Priya Fielding-Singh’s ‘How the Other Half Eats’ offers a fresh perspective on America's nutrition gap. (Author photo by Vero Kherian Photography)

W

hen people read the title of sociologist Priya Fielding-Singh’s new book, How the Other Half Eats, they might assume that it’s about how poor people eat. And it is that, in part. But in fact, Fielding-Singh tells me, the book is an attempt to assess how all Americans eat.

“Everyone’s ‘other half’ is somewhat different,” the Utah-based sociologist says.

Out since November, How the Other Half Eats is the product of years of ethnographic research, most of which Fielding-Singh conducted when she was a doctoral student at Stanford. Which is to say that the book is, among other things, very much a document of the Bay Area in specific. It’s a portrait of how food inequality plays out in a place that has a nearly unimaginable wealth disparity—a gap that’s widening year by year. To understand how that inequality plays out on the dinner table, Fielding-Singh interviewed 160 families across the demographic spectrum, closely shadowing four of those families—four mothers, in particular, who share their food-related hopes and frustrations.

==============================

● Your objective:
Extend the article about the book How the Other Half Eats, picking up after its last sentence. The items are not needed here.

● Material provided:
==============================

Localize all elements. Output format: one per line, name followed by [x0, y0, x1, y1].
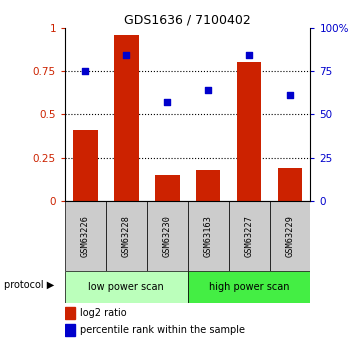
- Point: [205, 87, 211, 93]
- Bar: [106, 201, 147, 270]
- Text: GSM63227: GSM63227: [245, 215, 253, 257]
- Text: low power scan: low power scan: [88, 282, 164, 292]
- Point: [287, 92, 293, 98]
- Bar: [73, 130, 98, 201]
- Bar: [270, 201, 310, 270]
- Bar: [65, 270, 188, 303]
- Point: [83, 68, 88, 74]
- Point: [123, 52, 129, 58]
- Bar: [65, 307, 75, 319]
- Text: GSM63226: GSM63226: [81, 215, 90, 257]
- Bar: [114, 34, 139, 201]
- Text: protocol ▶: protocol ▶: [4, 280, 54, 289]
- Text: GSM63230: GSM63230: [163, 215, 172, 257]
- Bar: [196, 170, 221, 201]
- Bar: [278, 168, 302, 201]
- Bar: [65, 324, 75, 336]
- Text: percentile rank within the sample: percentile rank within the sample: [80, 325, 245, 335]
- Bar: [65, 201, 106, 270]
- Text: log2 ratio: log2 ratio: [80, 308, 126, 318]
- Text: GSM63229: GSM63229: [286, 215, 295, 257]
- Text: GSM63163: GSM63163: [204, 215, 213, 257]
- Point: [164, 99, 170, 105]
- Bar: [147, 201, 188, 270]
- Bar: [155, 175, 179, 201]
- Title: GDS1636 / 7100402: GDS1636 / 7100402: [124, 13, 251, 27]
- Point: [246, 52, 252, 58]
- Bar: [229, 201, 270, 270]
- Bar: [188, 270, 310, 303]
- Text: GSM63228: GSM63228: [122, 215, 131, 257]
- Text: high power scan: high power scan: [209, 282, 289, 292]
- Bar: [237, 62, 261, 201]
- Bar: [188, 201, 229, 270]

==============================

● Answer:
The book is wide-ranging: It delves into how trying to force your kid to be a less picky eater is mostly a luxury afforded to the relatively affluent. (Low-income families can’t afford the wasted food.) It explores the use of food as a signifier of social status. It devotes multiple chapters toward assessing the disproportionate balance of time and emotional labor that mothers, across all demographics, have to spend feeding their families.

Perhaps above all, the book is a referendum on American policymakers’ recent focus on food deserts—the idea that the main reason why low-income folks don’t eat as well is because they don’t have access to a supermarket in their neighborhood. Eliminating food deserts was, for instance, one of the core tenets of First Lady Michelle Obama’s “Let’s Move” initiative.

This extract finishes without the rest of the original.